» **Work to complete**: Each line of the material below that holds the word "registerbaserade" needs to be copied.
::::::::::
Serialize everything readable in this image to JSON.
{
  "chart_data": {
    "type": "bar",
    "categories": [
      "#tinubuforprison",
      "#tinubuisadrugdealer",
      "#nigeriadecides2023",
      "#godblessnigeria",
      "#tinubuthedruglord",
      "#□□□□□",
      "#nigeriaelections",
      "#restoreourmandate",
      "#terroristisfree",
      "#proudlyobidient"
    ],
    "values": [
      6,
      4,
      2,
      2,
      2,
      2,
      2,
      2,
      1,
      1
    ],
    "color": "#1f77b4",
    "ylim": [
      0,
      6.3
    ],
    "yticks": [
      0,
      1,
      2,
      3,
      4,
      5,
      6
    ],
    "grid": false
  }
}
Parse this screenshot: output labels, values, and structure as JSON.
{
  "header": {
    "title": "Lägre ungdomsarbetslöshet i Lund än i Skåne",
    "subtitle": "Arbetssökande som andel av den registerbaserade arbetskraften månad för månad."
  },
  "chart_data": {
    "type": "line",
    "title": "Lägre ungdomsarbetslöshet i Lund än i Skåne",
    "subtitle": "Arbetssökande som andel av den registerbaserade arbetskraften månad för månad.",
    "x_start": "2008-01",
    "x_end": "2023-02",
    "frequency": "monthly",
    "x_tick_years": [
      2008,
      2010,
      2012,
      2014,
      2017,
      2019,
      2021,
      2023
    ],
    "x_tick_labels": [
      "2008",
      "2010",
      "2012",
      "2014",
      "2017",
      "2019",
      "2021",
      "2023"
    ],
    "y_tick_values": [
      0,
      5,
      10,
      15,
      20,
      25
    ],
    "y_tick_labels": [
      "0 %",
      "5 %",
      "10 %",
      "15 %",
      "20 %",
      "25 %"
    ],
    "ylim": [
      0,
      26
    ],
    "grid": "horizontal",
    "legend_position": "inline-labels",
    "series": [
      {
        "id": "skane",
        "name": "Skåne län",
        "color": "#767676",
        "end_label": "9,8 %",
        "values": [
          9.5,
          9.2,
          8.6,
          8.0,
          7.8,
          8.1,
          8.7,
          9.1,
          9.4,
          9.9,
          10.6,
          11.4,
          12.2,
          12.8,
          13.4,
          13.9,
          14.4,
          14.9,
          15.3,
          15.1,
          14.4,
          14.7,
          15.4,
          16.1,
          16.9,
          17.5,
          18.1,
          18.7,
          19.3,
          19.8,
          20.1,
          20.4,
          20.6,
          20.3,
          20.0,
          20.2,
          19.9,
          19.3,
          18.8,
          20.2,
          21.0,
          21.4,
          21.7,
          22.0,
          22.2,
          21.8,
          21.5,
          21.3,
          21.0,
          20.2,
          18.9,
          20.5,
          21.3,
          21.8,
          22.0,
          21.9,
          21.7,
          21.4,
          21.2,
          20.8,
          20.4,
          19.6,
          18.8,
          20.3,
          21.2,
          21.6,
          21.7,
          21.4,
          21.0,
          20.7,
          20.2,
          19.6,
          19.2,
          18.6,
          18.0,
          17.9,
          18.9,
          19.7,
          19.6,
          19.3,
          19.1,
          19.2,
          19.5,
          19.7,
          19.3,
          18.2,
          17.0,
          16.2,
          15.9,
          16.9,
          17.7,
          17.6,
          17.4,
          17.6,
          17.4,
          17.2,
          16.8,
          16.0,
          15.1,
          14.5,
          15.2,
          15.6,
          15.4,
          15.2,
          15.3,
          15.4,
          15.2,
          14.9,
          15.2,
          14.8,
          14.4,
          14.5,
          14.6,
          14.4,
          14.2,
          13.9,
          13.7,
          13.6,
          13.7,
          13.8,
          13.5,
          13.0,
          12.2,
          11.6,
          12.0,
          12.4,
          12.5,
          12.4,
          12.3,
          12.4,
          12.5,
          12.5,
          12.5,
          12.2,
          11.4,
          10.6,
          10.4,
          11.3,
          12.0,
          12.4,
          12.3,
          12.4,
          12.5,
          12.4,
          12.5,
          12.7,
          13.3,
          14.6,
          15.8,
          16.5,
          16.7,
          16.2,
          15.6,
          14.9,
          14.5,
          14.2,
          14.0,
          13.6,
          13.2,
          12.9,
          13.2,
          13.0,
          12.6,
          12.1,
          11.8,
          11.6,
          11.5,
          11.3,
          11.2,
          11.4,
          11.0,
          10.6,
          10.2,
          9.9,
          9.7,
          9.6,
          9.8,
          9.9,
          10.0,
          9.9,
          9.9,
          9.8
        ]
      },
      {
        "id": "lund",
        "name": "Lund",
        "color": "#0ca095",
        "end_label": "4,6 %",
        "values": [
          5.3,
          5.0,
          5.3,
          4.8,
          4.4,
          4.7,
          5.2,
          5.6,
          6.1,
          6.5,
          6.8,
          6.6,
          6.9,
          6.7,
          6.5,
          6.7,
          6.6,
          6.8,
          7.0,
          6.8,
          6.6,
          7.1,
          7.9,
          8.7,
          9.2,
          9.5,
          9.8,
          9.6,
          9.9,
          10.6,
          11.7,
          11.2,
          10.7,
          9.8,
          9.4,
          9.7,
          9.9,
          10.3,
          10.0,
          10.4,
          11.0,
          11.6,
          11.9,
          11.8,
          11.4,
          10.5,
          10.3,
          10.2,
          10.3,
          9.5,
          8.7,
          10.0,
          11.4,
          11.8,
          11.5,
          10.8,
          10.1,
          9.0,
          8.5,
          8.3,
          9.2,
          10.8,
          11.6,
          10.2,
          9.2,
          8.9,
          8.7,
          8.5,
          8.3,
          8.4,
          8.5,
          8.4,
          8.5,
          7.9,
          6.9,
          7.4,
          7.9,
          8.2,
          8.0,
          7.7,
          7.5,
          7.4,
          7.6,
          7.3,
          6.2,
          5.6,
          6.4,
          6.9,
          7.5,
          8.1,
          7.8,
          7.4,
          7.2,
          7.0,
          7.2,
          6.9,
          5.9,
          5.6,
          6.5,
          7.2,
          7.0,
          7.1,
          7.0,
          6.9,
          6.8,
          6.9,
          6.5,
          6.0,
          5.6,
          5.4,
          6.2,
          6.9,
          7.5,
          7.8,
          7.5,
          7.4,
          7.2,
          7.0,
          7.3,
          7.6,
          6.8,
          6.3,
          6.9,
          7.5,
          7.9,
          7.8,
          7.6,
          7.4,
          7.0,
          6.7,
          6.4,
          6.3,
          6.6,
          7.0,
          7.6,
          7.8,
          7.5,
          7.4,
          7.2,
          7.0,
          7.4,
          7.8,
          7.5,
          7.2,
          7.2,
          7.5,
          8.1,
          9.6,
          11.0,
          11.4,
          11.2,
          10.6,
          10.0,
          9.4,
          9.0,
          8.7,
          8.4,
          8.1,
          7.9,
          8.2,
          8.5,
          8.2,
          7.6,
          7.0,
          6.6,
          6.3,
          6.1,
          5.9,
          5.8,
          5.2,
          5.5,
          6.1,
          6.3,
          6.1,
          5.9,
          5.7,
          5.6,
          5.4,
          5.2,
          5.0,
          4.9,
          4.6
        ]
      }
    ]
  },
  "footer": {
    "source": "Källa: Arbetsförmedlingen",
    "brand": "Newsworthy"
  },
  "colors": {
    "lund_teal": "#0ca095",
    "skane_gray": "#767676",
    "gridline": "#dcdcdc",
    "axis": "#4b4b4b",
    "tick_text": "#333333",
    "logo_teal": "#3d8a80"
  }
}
::::::::::
» **Solution to this task**:
    "subtitle": "Arbetssökande som andel av den registerbaserade arbetskraften månad för månad."
    "subtitle": "Arbetssökande som andel av den registerbaserade arbetskraften månad för månad.",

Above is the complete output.